## Data to use
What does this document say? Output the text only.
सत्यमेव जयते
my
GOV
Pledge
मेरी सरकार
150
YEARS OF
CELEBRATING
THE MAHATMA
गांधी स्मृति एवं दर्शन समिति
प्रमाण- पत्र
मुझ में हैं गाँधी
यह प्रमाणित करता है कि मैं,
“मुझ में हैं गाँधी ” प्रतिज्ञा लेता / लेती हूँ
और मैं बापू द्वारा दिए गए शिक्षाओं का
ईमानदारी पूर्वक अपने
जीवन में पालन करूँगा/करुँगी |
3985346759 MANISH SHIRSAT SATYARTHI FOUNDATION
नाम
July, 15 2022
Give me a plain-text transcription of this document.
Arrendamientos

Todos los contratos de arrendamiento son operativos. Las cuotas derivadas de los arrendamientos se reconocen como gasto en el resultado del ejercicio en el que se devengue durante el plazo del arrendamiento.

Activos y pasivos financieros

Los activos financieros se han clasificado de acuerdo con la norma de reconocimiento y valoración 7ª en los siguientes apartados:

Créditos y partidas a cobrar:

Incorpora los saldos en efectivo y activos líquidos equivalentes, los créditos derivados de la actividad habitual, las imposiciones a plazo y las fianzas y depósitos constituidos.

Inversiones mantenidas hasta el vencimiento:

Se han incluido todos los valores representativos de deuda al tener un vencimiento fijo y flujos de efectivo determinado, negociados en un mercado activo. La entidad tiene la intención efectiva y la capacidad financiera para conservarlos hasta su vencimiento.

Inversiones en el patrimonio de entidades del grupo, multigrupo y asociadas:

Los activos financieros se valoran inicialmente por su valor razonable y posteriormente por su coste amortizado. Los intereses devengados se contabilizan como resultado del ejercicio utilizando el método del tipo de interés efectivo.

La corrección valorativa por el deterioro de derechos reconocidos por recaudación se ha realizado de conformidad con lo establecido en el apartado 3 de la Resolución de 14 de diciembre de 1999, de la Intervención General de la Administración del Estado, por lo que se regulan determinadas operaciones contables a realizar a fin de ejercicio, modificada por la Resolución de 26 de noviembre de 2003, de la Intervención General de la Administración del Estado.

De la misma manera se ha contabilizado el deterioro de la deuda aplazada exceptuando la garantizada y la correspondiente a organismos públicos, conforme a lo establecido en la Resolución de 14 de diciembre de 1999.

## Exercise details
Track down every line of the material containing the string "deuda", and copy it.

## Output of the task
Se han incluido todos los valores representativos de deuda al tener un vencimiento fijo y flujos de efectivo determinado, negociados en un mercado activo. La entidad tiene la intención efectiva y la capacidad financiera para conservarlos hasta su vencimiento.
De la misma manera se ha contabilizado el deterioro de la deuda aplazada exceptuando la garantizada y la correspondiente a organismos públicos, conforme a lo establecido en la Resolución de 14 de diciembre de 1999.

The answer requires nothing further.